Only lines with the string "title" matter here; gather them from the material below.

━━ Data for this task

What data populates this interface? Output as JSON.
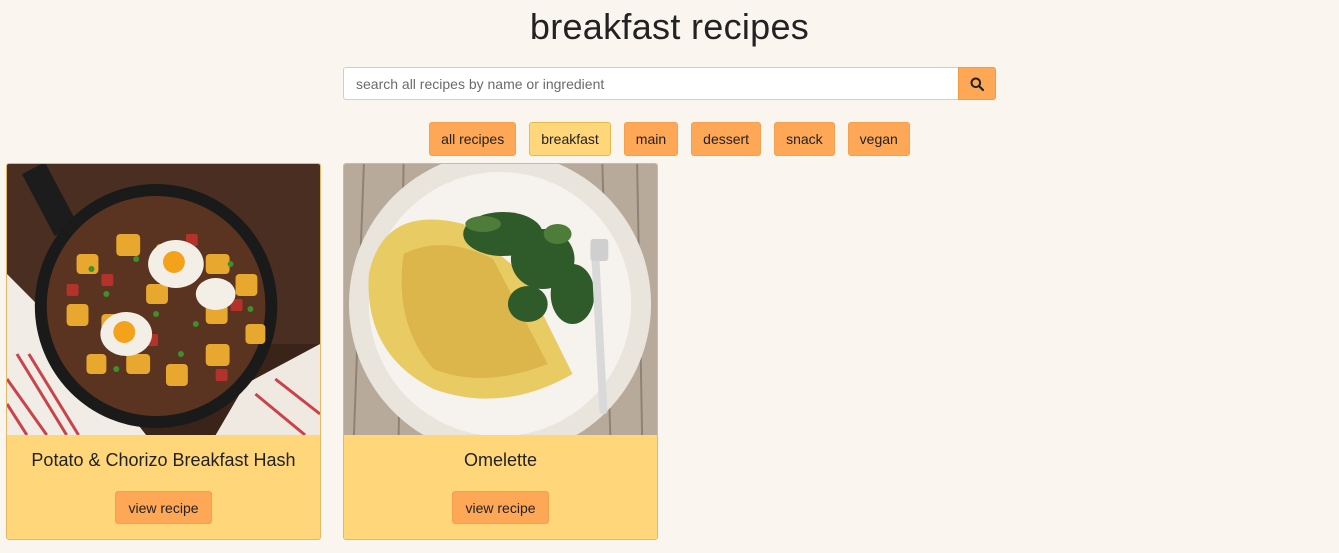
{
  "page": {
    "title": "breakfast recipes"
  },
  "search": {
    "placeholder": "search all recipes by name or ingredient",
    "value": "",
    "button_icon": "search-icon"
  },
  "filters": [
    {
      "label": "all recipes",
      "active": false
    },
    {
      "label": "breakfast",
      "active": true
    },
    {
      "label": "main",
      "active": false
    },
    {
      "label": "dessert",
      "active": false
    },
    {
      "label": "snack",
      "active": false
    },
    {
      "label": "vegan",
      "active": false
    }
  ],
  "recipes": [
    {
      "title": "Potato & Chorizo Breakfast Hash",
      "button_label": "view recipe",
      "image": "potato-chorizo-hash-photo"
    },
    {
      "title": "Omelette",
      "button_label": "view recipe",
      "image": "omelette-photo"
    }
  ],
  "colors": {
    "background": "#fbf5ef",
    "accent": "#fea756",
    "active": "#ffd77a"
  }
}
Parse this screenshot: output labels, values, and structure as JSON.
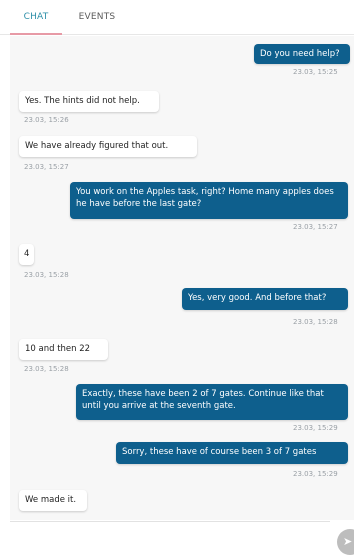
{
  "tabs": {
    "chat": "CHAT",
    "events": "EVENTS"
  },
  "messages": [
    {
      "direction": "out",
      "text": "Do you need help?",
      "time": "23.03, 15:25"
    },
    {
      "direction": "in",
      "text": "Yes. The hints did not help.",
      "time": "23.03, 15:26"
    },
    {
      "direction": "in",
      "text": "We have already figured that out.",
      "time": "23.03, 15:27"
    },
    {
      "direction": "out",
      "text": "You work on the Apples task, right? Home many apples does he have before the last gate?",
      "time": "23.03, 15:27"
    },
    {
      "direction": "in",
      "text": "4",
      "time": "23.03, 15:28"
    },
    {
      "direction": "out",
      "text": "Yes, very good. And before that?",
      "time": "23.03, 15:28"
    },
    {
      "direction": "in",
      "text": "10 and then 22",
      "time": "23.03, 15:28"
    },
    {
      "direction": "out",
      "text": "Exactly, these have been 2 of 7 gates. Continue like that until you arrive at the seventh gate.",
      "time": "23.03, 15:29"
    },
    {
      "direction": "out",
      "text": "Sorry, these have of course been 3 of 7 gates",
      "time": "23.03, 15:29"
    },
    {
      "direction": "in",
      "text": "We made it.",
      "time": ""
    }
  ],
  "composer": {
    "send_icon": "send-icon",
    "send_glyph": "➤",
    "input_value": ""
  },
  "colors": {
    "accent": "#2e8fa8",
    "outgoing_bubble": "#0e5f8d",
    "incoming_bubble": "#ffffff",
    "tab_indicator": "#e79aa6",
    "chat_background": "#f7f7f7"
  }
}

━━━━

The answer —
    "title": "breakfast recipes"
      "title": "Potato & Chorizo Breakfast Hash",
      "title": "Omelette",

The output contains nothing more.